— PROBLEM TO SOLVE —
In the entries below, find the lines that contain the word "FINO" and copy them.

— SUPPLIED ENTRIES —
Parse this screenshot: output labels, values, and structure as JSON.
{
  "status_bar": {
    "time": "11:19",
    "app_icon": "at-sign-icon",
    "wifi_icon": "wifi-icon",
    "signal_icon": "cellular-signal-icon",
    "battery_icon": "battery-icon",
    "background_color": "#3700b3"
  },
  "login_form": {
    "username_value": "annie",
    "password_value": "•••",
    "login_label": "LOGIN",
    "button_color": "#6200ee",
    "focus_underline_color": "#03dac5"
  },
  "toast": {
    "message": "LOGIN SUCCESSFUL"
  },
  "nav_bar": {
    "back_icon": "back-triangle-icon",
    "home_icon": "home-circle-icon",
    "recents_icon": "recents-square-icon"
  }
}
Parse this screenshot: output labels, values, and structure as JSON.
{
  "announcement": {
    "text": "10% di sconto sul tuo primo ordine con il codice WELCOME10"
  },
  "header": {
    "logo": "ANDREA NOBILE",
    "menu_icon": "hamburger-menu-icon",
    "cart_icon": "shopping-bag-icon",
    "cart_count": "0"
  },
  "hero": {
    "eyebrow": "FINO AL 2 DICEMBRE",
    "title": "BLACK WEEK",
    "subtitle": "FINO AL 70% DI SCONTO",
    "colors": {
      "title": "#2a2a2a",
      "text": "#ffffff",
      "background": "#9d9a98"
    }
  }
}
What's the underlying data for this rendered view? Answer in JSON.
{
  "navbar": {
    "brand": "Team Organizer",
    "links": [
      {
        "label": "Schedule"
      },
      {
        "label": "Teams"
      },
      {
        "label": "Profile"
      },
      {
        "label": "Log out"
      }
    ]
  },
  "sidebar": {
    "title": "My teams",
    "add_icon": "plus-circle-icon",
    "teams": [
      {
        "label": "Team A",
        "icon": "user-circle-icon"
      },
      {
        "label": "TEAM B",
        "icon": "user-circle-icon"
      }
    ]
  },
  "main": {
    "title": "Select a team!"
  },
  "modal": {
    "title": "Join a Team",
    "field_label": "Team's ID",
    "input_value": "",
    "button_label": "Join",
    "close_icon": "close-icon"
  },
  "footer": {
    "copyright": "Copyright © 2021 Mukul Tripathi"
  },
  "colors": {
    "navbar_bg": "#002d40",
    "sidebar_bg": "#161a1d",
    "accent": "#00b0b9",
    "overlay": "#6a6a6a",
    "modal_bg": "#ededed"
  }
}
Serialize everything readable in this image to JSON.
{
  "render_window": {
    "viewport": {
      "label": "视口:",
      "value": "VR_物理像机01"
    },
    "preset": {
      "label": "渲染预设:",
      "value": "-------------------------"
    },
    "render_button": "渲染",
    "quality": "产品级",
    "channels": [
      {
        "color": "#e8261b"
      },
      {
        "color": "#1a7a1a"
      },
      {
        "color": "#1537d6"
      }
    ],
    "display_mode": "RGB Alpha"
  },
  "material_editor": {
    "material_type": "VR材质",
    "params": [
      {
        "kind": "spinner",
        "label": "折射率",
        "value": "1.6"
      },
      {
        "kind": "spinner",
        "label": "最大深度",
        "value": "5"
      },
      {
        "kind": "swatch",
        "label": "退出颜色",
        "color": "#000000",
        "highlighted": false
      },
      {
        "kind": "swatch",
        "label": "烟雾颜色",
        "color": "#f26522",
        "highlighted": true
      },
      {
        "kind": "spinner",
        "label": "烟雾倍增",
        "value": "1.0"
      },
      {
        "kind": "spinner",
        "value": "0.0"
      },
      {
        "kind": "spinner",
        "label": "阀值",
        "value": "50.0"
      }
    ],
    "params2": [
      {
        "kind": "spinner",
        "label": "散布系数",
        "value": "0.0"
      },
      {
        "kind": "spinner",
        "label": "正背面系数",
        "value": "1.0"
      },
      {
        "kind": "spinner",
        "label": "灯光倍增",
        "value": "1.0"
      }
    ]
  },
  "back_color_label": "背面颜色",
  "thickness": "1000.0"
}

— TASK OUTPUT —
    "eyebrow": "FINO AL 2 DICEMBRE",
    "subtitle": "FINO AL 70% DI SCONTO",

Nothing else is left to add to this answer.